- EXERCISE INPUT:
──────
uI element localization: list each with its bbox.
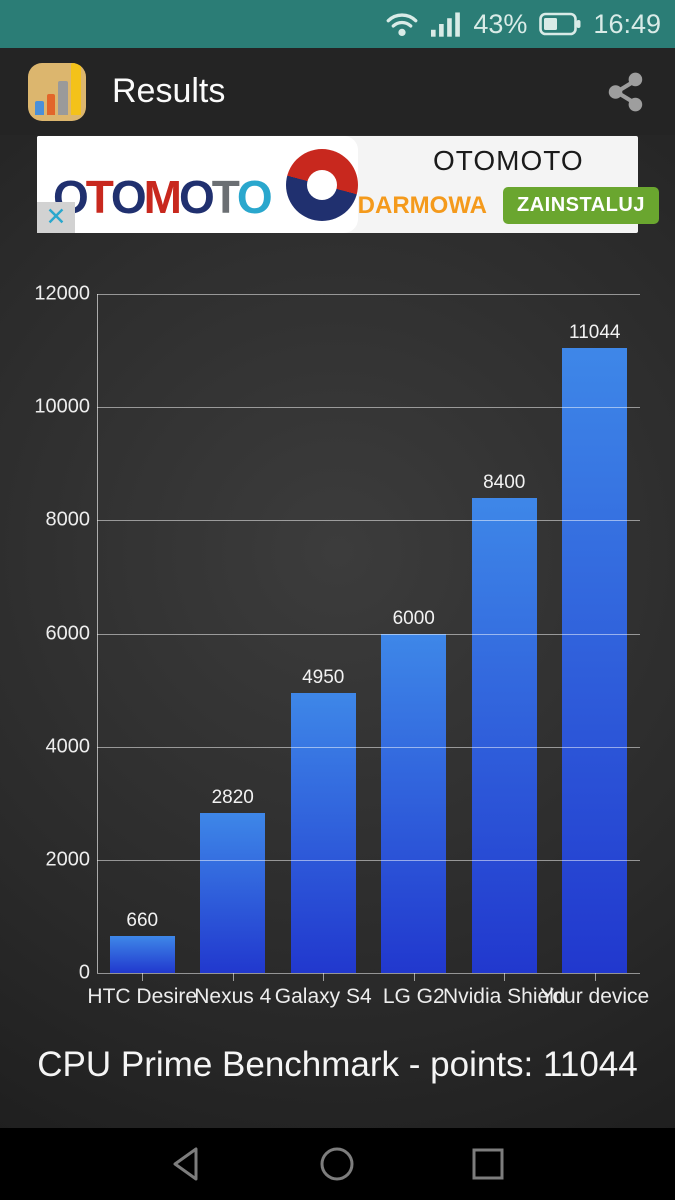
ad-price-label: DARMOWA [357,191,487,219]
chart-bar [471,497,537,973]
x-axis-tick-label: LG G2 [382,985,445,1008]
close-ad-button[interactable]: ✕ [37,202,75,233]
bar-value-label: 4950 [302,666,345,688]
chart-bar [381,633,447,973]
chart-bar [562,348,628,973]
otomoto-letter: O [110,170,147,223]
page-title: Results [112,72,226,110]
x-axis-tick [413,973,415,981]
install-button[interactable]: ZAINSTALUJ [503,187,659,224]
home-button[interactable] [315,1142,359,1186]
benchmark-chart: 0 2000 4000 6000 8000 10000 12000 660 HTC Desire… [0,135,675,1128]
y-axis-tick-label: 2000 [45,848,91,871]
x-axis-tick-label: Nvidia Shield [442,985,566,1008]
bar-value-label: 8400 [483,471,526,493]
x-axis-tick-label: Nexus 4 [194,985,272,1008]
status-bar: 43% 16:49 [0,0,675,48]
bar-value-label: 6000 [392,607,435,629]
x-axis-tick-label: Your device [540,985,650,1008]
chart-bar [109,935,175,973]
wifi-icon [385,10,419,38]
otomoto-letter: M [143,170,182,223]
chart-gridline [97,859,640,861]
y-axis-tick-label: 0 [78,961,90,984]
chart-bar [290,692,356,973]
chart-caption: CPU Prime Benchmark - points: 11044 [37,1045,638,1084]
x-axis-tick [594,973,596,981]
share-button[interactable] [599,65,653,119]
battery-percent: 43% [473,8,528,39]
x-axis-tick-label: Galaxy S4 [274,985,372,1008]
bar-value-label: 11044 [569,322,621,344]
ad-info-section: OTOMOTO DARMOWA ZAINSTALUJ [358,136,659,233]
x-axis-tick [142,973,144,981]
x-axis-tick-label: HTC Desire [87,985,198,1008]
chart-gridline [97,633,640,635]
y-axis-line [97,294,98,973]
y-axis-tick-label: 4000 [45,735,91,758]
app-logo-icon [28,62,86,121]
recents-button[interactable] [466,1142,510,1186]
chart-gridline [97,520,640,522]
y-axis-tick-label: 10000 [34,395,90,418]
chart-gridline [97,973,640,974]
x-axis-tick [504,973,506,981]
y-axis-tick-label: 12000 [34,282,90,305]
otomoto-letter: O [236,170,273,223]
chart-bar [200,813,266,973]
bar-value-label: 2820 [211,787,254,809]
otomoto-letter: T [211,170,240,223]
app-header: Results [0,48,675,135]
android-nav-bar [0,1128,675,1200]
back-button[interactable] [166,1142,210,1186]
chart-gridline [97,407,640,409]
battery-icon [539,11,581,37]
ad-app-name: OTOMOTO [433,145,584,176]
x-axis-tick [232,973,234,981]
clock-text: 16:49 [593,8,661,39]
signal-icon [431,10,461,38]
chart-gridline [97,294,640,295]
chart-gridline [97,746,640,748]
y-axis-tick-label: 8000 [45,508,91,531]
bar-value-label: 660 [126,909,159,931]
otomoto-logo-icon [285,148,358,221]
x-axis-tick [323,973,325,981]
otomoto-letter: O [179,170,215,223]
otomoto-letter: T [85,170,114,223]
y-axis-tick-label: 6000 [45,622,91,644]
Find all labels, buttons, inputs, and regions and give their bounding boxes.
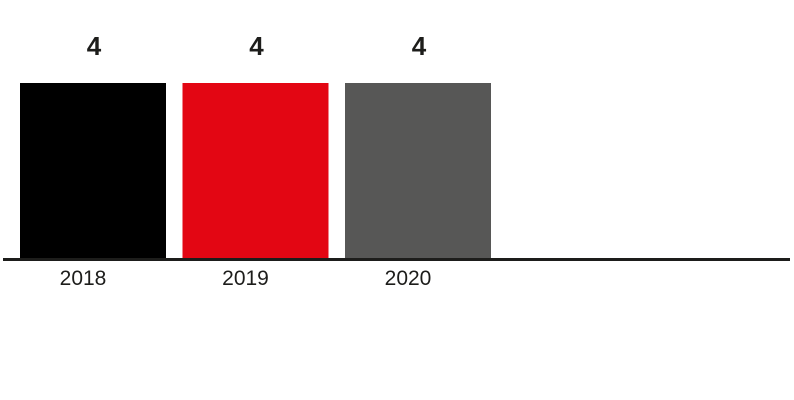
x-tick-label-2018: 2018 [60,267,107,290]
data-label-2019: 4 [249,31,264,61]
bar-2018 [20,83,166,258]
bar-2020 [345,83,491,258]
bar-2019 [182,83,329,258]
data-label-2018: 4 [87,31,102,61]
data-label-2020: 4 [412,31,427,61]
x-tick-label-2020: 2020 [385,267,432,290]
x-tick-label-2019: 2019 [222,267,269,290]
──────
- WHAT IS EXPECTED: Duplicate all of the data above line for line, with no changes, and leave the pictures out of your answer.

- WRITTEN ANSWER:
uI element localization: list each with its bbox.
ad-price-label: DARMOWA [357,191,487,219]
chart-bar [471,497,537,973]
x-axis-tick-label: LG G2 [382,985,445,1008]
close-ad-button[interactable]: ✕ [37,202,75,233]
bar-value-label: 4950 [302,666,345,688]
chart-bar [381,633,447,973]
chart-bar [562,348,628,973]
otomoto-letter: O [110,170,147,223]
page-title: Results [112,72,226,110]
x-axis-tick [413,973,415,981]
install-button[interactable]: ZAINSTALUJ [503,187,659,224]
home-button[interactable] [315,1142,359,1186]
benchmark-chart: 0 2000 4000 6000 8000 10000 12000 660 HTC Desire… [0,135,675,1128]
y-axis-tick-label: 2000 [45,848,91,871]
x-axis-tick-label: Nvidia Shield [442,985,566,1008]
bar-value-label: 8400 [483,471,526,493]
x-axis-tick-label: Nexus 4 [194,985,272,1008]
status-bar: 43% 16:49 [0,0,675,48]
bar-value-label: 6000 [392,607,435,629]
x-axis-tick-label: Your device [540,985,650,1008]
chart-bar [109,935,175,973]
wifi-icon [385,10,419,38]
otomoto-letter: M [143,170,182,223]
chart-gridline [97,859,640,861]
y-axis-tick-label: 0 [78,961,90,984]
chart-bar [290,692,356,973]
chart-caption: CPU Prime Benchmark - points: 11044 [37,1045,638,1084]
x-axis-tick [594,973,596,981]
share-button[interactable] [599,65,653,119]
battery-percent: 43% [473,8,528,39]
x-axis-tick-label: Galaxy S4 [274,985,372,1008]
bar-value-label: 11044 [569,322,621,344]
ad-info-section: OTOMOTO DARMOWA ZAINSTALUJ [358,136,659,233]
x-axis-tick [142,973,144,981]
x-axis-tick-label: HTC Desire [87,985,198,1008]
chart-gridline [97,633,640,635]
y-axis-line [97,294,98,973]
y-axis-tick-label: 4000 [45,735,91,758]
app-logo-icon [28,62,86,121]
recents-button[interactable] [466,1142,510,1186]
chart-gridline [97,520,640,522]
y-axis-tick-label: 10000 [34,395,90,418]
chart-gridline [97,973,640,974]
x-axis-tick [504,973,506,981]
y-axis-tick-label: 12000 [34,282,90,305]
otomoto-letter: O [236,170,273,223]
chart-bar [200,813,266,973]
bar-value-label: 2820 [211,787,254,809]
otomoto-letter: T [211,170,240,223]
app-header: Results [0,48,675,135]
android-nav-bar [0,1128,675,1200]
back-button[interactable] [166,1142,210,1186]
chart-gridline [97,407,640,409]
battery-icon [539,11,581,37]
ad-app-name: OTOMOTO [433,145,584,176]
x-axis-tick [232,973,234,981]
clock-text: 16:49 [593,8,661,39]
signal-icon [431,10,461,38]
chart-gridline [97,294,640,295]
chart-gridline [97,746,640,748]
y-axis-tick-label: 8000 [45,508,91,531]
bar-value-label: 660 [126,909,159,931]
otomoto-logo-icon [285,148,358,221]
x-axis-tick [323,973,325,981]
otomoto-letter: O [179,170,215,223]
otomoto-letter: T [85,170,114,223]
y-axis-tick-label: 6000 [45,622,91,644]
Find all labels, buttons, inputs, and regions and give their bounding boxes.
x-tick-label-2018: 2018 [60,267,107,290]
data-label-2019: 4 [249,31,264,61]
bar-2018 [20,83,166,258]
bar-2020 [345,83,491,258]
bar-2019 [182,83,329,258]
data-label-2018: 4 [87,31,102,61]
data-label-2020: 4 [412,31,427,61]
x-tick-label-2020: 2020 [385,267,432,290]
x-tick-label-2019: 2019 [222,267,269,290]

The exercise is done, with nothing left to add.